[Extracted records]
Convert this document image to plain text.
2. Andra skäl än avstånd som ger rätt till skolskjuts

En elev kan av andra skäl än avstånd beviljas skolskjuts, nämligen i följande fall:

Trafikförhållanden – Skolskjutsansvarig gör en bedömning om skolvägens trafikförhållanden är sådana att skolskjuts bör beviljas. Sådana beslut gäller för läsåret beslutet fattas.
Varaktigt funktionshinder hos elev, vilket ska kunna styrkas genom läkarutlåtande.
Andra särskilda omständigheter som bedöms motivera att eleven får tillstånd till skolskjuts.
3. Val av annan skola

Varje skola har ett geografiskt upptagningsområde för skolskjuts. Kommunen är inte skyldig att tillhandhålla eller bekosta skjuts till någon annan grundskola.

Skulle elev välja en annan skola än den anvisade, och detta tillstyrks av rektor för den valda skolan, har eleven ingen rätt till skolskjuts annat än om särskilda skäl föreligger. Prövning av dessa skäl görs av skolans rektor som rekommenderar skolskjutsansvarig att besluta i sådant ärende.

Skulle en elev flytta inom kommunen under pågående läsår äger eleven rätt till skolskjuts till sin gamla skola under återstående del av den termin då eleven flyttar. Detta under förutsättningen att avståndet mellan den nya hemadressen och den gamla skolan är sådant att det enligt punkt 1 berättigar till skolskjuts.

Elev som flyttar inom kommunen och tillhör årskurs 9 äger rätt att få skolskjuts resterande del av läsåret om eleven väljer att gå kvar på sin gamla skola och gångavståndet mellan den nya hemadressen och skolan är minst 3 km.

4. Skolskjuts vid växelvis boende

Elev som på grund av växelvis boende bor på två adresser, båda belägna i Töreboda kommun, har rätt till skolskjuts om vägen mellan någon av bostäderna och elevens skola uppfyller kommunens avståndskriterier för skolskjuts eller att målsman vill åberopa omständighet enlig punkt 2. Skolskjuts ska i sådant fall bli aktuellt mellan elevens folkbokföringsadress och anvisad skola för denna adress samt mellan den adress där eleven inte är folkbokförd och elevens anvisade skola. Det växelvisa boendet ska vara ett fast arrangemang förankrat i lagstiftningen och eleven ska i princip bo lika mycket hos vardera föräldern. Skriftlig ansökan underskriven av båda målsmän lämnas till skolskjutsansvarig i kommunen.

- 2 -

PROBLEM STATEMENT: For each line of the entries that includes "beviljas", show that line.

REPLY TO THE EXERCISE:
En elev kan av andra skäl än avstånd beviljas skolskjuts, nämligen i följande fall:
Trafikförhållanden – Skolskjutsansvarig gör en bedömning om skolvägens trafikförhållanden är sådana att skolskjuts bör beviljas. Sådana beslut gäller för läsåret beslutet fattas.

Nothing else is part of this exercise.